(Items from a dataset)
■ ■ ■ ■
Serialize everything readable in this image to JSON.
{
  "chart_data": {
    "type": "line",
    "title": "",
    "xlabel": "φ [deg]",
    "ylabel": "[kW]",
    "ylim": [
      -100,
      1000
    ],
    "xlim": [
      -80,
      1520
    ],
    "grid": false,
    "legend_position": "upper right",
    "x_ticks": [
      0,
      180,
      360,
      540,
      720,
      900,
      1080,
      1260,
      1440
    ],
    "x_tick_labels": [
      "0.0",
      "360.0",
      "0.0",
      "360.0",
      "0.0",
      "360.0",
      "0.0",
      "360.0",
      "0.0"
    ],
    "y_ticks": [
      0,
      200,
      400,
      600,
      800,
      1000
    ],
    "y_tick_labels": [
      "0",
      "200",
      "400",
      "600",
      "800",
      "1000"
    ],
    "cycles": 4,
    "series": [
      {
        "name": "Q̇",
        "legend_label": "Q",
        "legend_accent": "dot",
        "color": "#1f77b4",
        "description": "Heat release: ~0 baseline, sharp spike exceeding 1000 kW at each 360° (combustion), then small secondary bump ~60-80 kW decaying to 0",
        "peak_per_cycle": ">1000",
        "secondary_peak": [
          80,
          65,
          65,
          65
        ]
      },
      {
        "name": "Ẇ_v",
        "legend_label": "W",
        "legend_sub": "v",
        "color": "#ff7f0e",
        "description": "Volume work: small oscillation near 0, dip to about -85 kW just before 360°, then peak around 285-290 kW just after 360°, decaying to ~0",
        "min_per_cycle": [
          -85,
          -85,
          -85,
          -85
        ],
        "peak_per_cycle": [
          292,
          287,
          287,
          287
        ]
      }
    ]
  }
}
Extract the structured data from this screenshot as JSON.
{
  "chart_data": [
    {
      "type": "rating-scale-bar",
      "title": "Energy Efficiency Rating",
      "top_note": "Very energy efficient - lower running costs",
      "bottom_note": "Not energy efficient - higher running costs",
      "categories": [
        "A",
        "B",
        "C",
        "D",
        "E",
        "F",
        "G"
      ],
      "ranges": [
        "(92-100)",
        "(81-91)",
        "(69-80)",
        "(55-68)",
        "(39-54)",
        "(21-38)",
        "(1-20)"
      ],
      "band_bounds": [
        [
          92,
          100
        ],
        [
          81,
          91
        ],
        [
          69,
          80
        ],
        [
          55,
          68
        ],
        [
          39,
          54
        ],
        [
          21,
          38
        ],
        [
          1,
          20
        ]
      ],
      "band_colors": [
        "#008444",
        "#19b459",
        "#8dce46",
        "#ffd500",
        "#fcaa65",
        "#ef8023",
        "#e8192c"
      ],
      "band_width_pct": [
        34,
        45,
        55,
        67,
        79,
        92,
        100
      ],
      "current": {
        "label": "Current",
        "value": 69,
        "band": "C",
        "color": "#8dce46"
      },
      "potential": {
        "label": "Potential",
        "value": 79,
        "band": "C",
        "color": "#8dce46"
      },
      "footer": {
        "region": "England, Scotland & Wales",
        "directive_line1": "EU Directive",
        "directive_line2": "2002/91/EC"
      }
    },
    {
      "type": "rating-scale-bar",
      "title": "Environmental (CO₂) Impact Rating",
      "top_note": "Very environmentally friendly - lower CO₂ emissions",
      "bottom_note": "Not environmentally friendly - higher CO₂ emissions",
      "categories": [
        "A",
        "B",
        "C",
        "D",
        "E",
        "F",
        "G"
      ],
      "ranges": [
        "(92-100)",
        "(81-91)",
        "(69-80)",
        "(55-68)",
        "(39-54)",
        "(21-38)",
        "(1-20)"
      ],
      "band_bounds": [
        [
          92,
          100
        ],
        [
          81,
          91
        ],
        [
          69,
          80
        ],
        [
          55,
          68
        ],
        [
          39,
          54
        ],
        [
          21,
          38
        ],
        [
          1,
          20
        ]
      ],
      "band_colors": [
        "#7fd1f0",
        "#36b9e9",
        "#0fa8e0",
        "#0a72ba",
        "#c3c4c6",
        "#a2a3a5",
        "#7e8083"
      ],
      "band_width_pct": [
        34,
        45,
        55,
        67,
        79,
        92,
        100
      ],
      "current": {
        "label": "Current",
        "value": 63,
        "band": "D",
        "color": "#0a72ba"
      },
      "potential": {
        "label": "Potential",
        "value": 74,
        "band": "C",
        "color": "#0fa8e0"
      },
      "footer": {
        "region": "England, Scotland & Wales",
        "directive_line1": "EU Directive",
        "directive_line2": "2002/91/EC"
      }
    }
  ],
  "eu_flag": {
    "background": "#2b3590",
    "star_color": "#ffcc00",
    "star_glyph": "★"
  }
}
■ ■ ■ ■
__What to work on__. Which lines of the data above contain "higher"? Copy each one.

__Solution for this problem__.
      "bottom_note": "Not energy efficient - higher running costs",
      "bottom_note": "Not environmentally friendly - higher CO₂ emissions",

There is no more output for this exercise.